--- Start ---
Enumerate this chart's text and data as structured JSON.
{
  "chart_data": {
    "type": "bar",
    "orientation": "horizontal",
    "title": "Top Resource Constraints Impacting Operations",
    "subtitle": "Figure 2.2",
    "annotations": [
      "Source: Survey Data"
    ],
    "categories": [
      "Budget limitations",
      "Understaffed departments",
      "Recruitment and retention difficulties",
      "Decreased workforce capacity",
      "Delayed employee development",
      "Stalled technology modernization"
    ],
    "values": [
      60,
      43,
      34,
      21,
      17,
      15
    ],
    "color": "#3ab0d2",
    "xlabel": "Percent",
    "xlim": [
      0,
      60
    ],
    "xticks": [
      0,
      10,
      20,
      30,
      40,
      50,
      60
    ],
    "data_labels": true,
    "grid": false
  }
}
--- End ---
◆ STATED TASK:
Retype the entries exactly, including every line.

◆ OUTPUT FOR THIS TASK:
Enumerate this chart's text and data as structured JSON.
{
  "chart_data": {
    "type": "bar",
    "orientation": "horizontal",
    "title": "Top Resource Constraints Impacting Operations",
    "subtitle": "Figure 2.2",
    "annotations": [
      "Source: Survey Data"
    ],
    "categories": [
      "Budget limitations",
      "Understaffed departments",
      "Recruitment and retention difficulties",
      "Decreased workforce capacity",
      "Delayed employee development",
      "Stalled technology modernization"
    ],
    "values": [
      60,
      43,
      34,
      21,
      17,
      15
    ],
    "color": "#3ab0d2",
    "xlabel": "Percent",
    "xlim": [
      0,
      60
    ],
    "xticks": [
      0,
      10,
      20,
      30,
      40,
      50,
      60
    ],
    "data_labels": true,
    "grid": false
  }
}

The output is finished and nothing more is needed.